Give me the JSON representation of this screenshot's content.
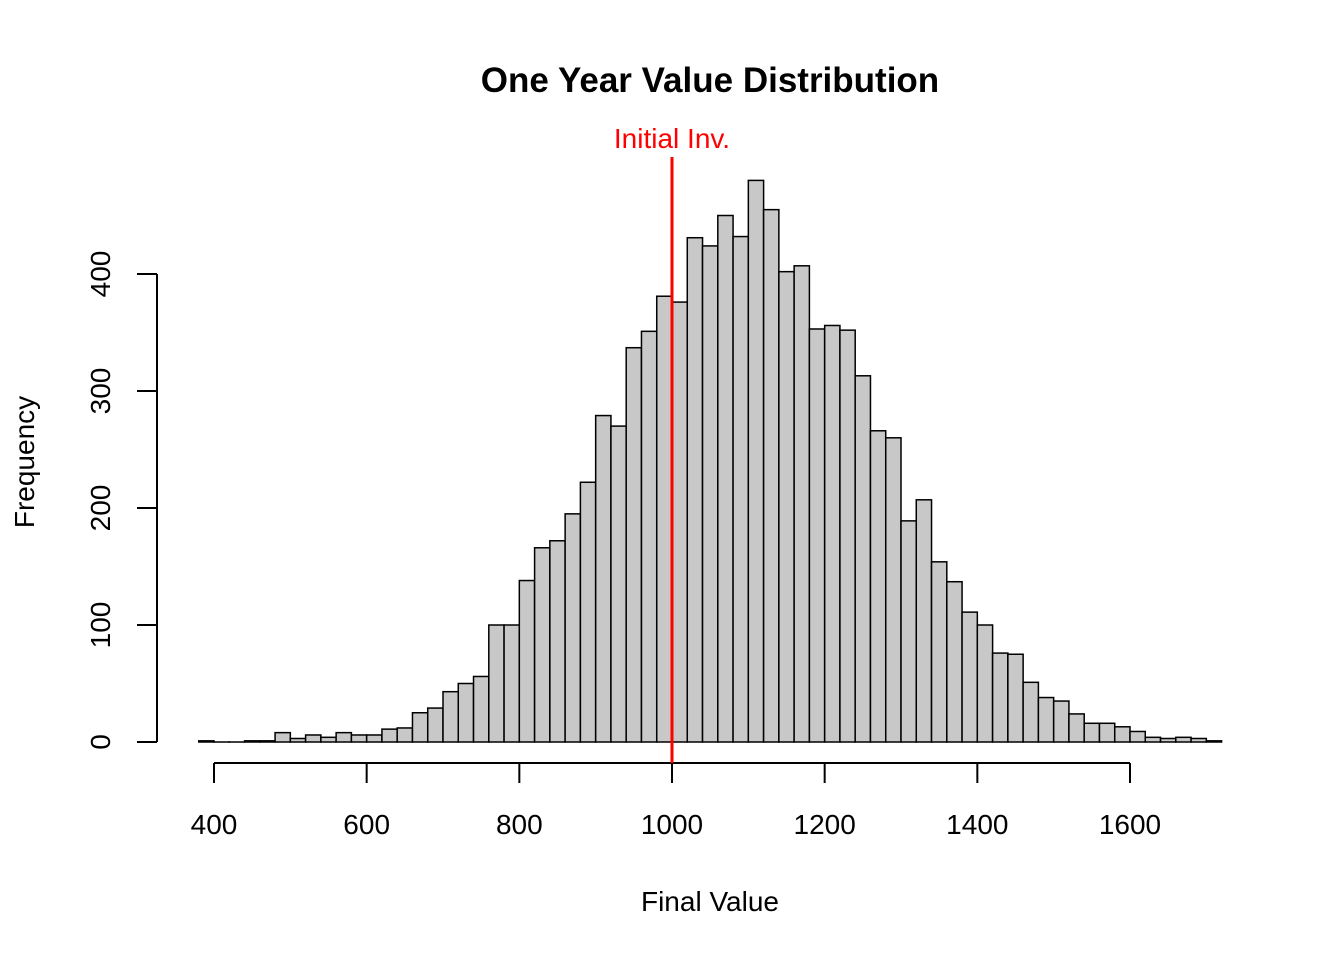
{
  "chart_data": {
    "type": "bar",
    "title": "One Year Value Distribution",
    "xlabel": "Final Value",
    "ylabel": "Frequency",
    "bin_width": 20,
    "bin_start": 380,
    "values": [
      1,
      0,
      0,
      1,
      1,
      8,
      3,
      6,
      4,
      8,
      6,
      6,
      11,
      12,
      25,
      29,
      43,
      50,
      56,
      100,
      100,
      138,
      166,
      172,
      195,
      222,
      279,
      270,
      337,
      351,
      381,
      376,
      431,
      424,
      450,
      432,
      480,
      455,
      402,
      407,
      353,
      356,
      352,
      313,
      266,
      260,
      189,
      207,
      154,
      137,
      111,
      100,
      76,
      75,
      51,
      38,
      35,
      24,
      16,
      16,
      13,
      9,
      4,
      3,
      4,
      3,
      1
    ],
    "xlim": [
      380,
      1720
    ],
    "ylim": [
      0,
      480
    ],
    "x_ticks": [
      "400",
      "600",
      "800",
      "1000",
      "1200",
      "1400",
      "1600"
    ],
    "y_ticks": [
      "0",
      "100",
      "200",
      "300",
      "400"
    ],
    "bar_color": "#c8c8c8",
    "grid": false,
    "vline": {
      "x": 1000,
      "label": "Initial Inv.",
      "color": "#ff0000"
    }
  }
}
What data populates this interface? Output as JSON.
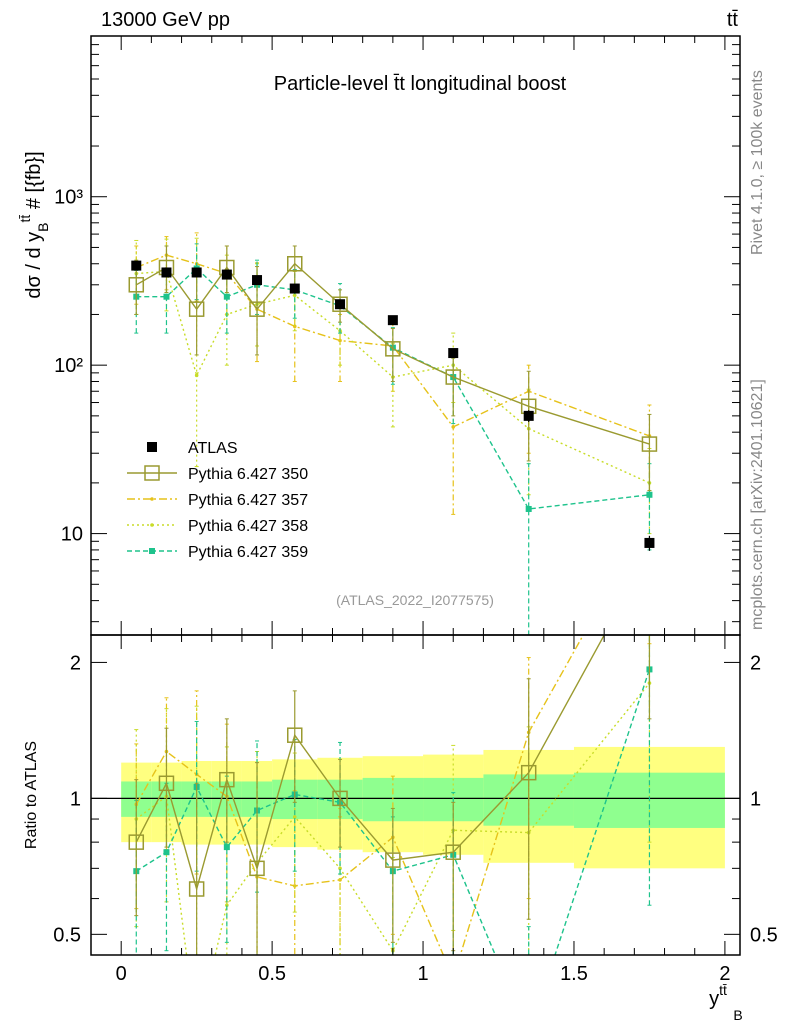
{
  "header": {
    "energy": "13000 GeV pp",
    "process": "tt̄"
  },
  "side_labels": {
    "rivet": "Rivet 4.1.0, ≥ 100k events",
    "mcplots": "mcplots.cern.ch [arXiv:2401.10621]"
  },
  "colors": {
    "atlas": "#000000",
    "p350": "#9a9a30",
    "p357": "#e6c21a",
    "p358": "#c8dc28",
    "p359": "#1ec38c",
    "band_outer": "#ffff80",
    "band_inner": "#8fff8f"
  },
  "chart_data": [
    {
      "type": "line",
      "title": "Particle-level t̄t longitudinal boost",
      "ylabel": "dσ / d y_B^{tt̄} # [{fb}]",
      "xlabel": "y_B^{tt̄}",
      "yscale": "log",
      "xlim": [
        -0.1,
        2.05
      ],
      "ylim": [
        2.5,
        9000
      ],
      "x_ticks": [
        "0",
        "0.5",
        "1",
        "1.5",
        "2"
      ],
      "y_ticks": [
        "10",
        "10²",
        "10³"
      ],
      "annotation": "(ATLAS_2022_I2077575)",
      "legend_position": "bottom-left",
      "bins": [
        [
          0.0,
          0.1
        ],
        [
          0.1,
          0.2
        ],
        [
          0.2,
          0.3
        ],
        [
          0.3,
          0.4
        ],
        [
          0.4,
          0.5
        ],
        [
          0.5,
          0.65
        ],
        [
          0.65,
          0.8
        ],
        [
          0.8,
          1.0
        ],
        [
          1.0,
          1.2
        ],
        [
          1.2,
          1.5
        ],
        [
          1.5,
          2.0
        ]
      ],
      "x": [
        0.05,
        0.15,
        0.25,
        0.35,
        0.45,
        0.575,
        0.725,
        0.9,
        1.1,
        1.35,
        1.75
      ],
      "series": [
        {
          "name": "ATLAS",
          "key": "atlas",
          "style": "marker",
          "values": [
            390,
            355,
            355,
            345,
            320,
            285,
            230,
            185,
            118,
            50,
            8.8
          ],
          "err_lo": [
            20,
            20,
            20,
            20,
            20,
            15,
            12,
            10,
            7,
            4,
            0.9
          ],
          "err_hi": [
            20,
            20,
            20,
            20,
            20,
            15,
            12,
            10,
            7,
            4,
            0.9
          ]
        },
        {
          "name": "Pythia 6.427 350",
          "key": "p350",
          "style": "solid",
          "values": [
            300,
            380,
            215,
            380,
            215,
            400,
            230,
            125,
            85,
            57,
            34
          ],
          "err_lo": [
            100,
            110,
            100,
            110,
            100,
            120,
            50,
            45,
            35,
            30,
            16
          ],
          "err_hi": [
            120,
            130,
            160,
            130,
            170,
            110,
            50,
            40,
            25,
            35,
            17
          ]
        },
        {
          "name": "Pythia 6.427 357",
          "key": "p357",
          "style": "dashdot",
          "values": [
            380,
            450,
            400,
            350,
            215,
            170,
            140,
            130,
            43,
            70,
            38
          ],
          "err_lo": [
            150,
            170,
            160,
            150,
            110,
            90,
            60,
            60,
            30,
            40,
            20
          ],
          "err_hi": [
            130,
            130,
            210,
            160,
            190,
            120,
            60,
            60,
            50,
            30,
            20
          ]
        },
        {
          "name": "Pythia 6.427 358",
          "key": "p358",
          "style": "dotted",
          "values": [
            350,
            360,
            87,
            200,
            230,
            260,
            160,
            85,
            100,
            42,
            20
          ],
          "err_lo": [
            150,
            150,
            62,
            100,
            100,
            100,
            60,
            42,
            40,
            25,
            10
          ],
          "err_hi": [
            200,
            200,
            480,
            250,
            170,
            100,
            60,
            50,
            55,
            30,
            12
          ]
        },
        {
          "name": "Pythia 6.427 359",
          "key": "p359",
          "style": "dashed",
          "values": [
            255,
            255,
            375,
            255,
            300,
            280,
            225,
            127,
            85,
            14,
            17
          ],
          "err_lo": [
            100,
            100,
            130,
            100,
            100,
            90,
            70,
            50,
            40,
            12,
            9
          ],
          "err_hi": [
            110,
            110,
            150,
            110,
            120,
            90,
            80,
            40,
            30,
            12,
            9
          ]
        }
      ]
    },
    {
      "type": "line",
      "ylabel": "Ratio to ATLAS",
      "yscale": "log",
      "ylim": [
        0.45,
        2.3
      ],
      "y_ticks": [
        "0.5",
        "1",
        "2"
      ],
      "band_inner": [
        0.09,
        0.09,
        0.09,
        0.09,
        0.09,
        0.1,
        0.1,
        0.11,
        0.11,
        0.13,
        0.14
      ],
      "band_outer": [
        0.2,
        0.2,
        0.21,
        0.21,
        0.21,
        0.22,
        0.23,
        0.24,
        0.25,
        0.28,
        0.3
      ],
      "series": [
        {
          "key": "p350",
          "values": [
            0.8,
            1.08,
            0.63,
            1.1,
            0.7,
            1.38,
            1.0,
            0.73,
            0.76,
            1.14,
            3.5
          ],
          "err_lo": [
            0.25,
            0.3,
            0.28,
            0.3,
            0.3,
            0.4,
            0.22,
            0.25,
            0.3,
            0.6,
            2
          ],
          "err_hi": [
            0.3,
            0.35,
            0.45,
            0.4,
            0.5,
            0.35,
            0.22,
            0.22,
            0.22,
            0.7,
            2
          ]
        },
        {
          "key": "p357",
          "values": [
            0.97,
            1.27,
            1.13,
            1.01,
            0.67,
            0.64,
            0.66,
            0.82,
            0.4,
            1.4,
            4.2
          ],
          "err_lo": [
            0.4,
            0.5,
            0.45,
            0.42,
            0.35,
            0.3,
            0.25,
            0.32,
            0.25,
            0.8,
            2
          ],
          "err_hi": [
            0.35,
            0.4,
            0.6,
            0.45,
            0.6,
            0.4,
            0.25,
            0.3,
            0.45,
            0.65,
            2
          ]
        },
        {
          "key": "p358",
          "values": [
            0.9,
            1.01,
            0.25,
            0.58,
            0.72,
            0.91,
            0.7,
            0.46,
            0.85,
            0.84,
            1.8
          ],
          "err_lo": [
            0.38,
            0.42,
            0.18,
            0.3,
            0.32,
            0.35,
            0.25,
            0.22,
            0.34,
            0.5,
            1
          ],
          "err_hi": [
            0.52,
            0.57,
            1.35,
            0.72,
            0.55,
            0.35,
            0.25,
            0.28,
            0.46,
            0.6,
            1.1
          ]
        },
        {
          "key": "p359",
          "values": [
            0.69,
            0.76,
            1.06,
            0.78,
            0.94,
            1.02,
            0.98,
            0.69,
            0.75,
            0.28,
            1.93
          ],
          "err_lo": [
            0.27,
            0.3,
            0.37,
            0.3,
            0.32,
            0.33,
            0.3,
            0.26,
            0.35,
            0.25,
            1.35
          ],
          "err_hi": [
            0.3,
            0.32,
            0.42,
            0.34,
            0.4,
            0.33,
            0.35,
            0.22,
            0.28,
            0.24,
            1.2
          ]
        }
      ]
    }
  ]
}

------------------------------------------------------------------------

Gather every line containing the word "name" and copy it.

          "name": "ATLAS",
          "name": "Pythia 6.427 350",
          "name": "Pythia 6.427 357",
          "name": "Pythia 6.427 358",
          "name": "Pythia 6.427 359",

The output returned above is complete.